INSTRUCTIONS TO FOLLOW
Each entry must be given again exactly; images do not belong in the copy.

Dataset rows
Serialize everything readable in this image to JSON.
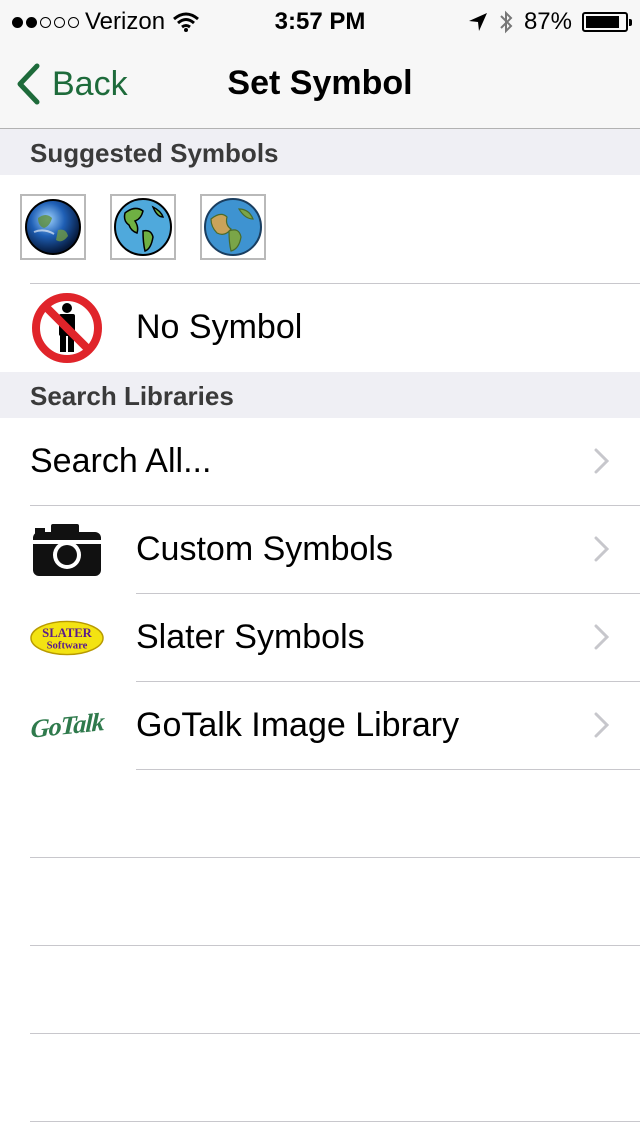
{
  "status_bar": {
    "carrier": "Verizon",
    "time": "3:57 PM",
    "battery": "87%",
    "battery_level": 0.87,
    "signal_bars_filled": 2,
    "signal_bars_total": 5
  },
  "nav": {
    "back_label": "Back",
    "title": "Set Symbol",
    "accent_color": "#1e6b3b"
  },
  "suggested": {
    "header": "Suggested Symbols",
    "thumbnails": [
      "globe-photo-icon",
      "globe-drawing-icon",
      "globe-cartoon-icon"
    ]
  },
  "no_symbol": {
    "label": "No Symbol",
    "icon": "no-person-icon"
  },
  "libraries": {
    "header": "Search Libraries",
    "items": [
      {
        "label": "Search All...",
        "icon": ""
      },
      {
        "label": "Custom Symbols",
        "icon": "camera-icon"
      },
      {
        "label": "Slater Symbols",
        "icon": "slater-software-logo",
        "logo_text_1": "SLATER",
        "logo_text_2": "Software"
      },
      {
        "label": "GoTalk Image Library",
        "icon": "gotalk-logo",
        "logo_text": "GoTalk"
      }
    ]
  }
}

WRITTEN RESPONSE
Serialize everything readable in this image to JSON.
{
  "status_bar": {
    "carrier": "Verizon",
    "time": "3:57 PM",
    "battery": "87%",
    "battery_level": 0.87,
    "signal_bars_filled": 2,
    "signal_bars_total": 5
  },
  "nav": {
    "back_label": "Back",
    "title": "Set Symbol",
    "accent_color": "#1e6b3b"
  },
  "suggested": {
    "header": "Suggested Symbols",
    "thumbnails": [
      "globe-photo-icon",
      "globe-drawing-icon",
      "globe-cartoon-icon"
    ]
  },
  "no_symbol": {
    "label": "No Symbol",
    "icon": "no-person-icon"
  },
  "libraries": {
    "header": "Search Libraries",
    "items": [
      {
        "label": "Search All...",
        "icon": ""
      },
      {
        "label": "Custom Symbols",
        "icon": "camera-icon"
      },
      {
        "label": "Slater Symbols",
        "icon": "slater-software-logo",
        "logo_text_1": "SLATER",
        "logo_text_2": "Software"
      },
      {
        "label": "GoTalk Image Library",
        "icon": "gotalk-logo",
        "logo_text": "GoTalk"
      }
    ]
  }
}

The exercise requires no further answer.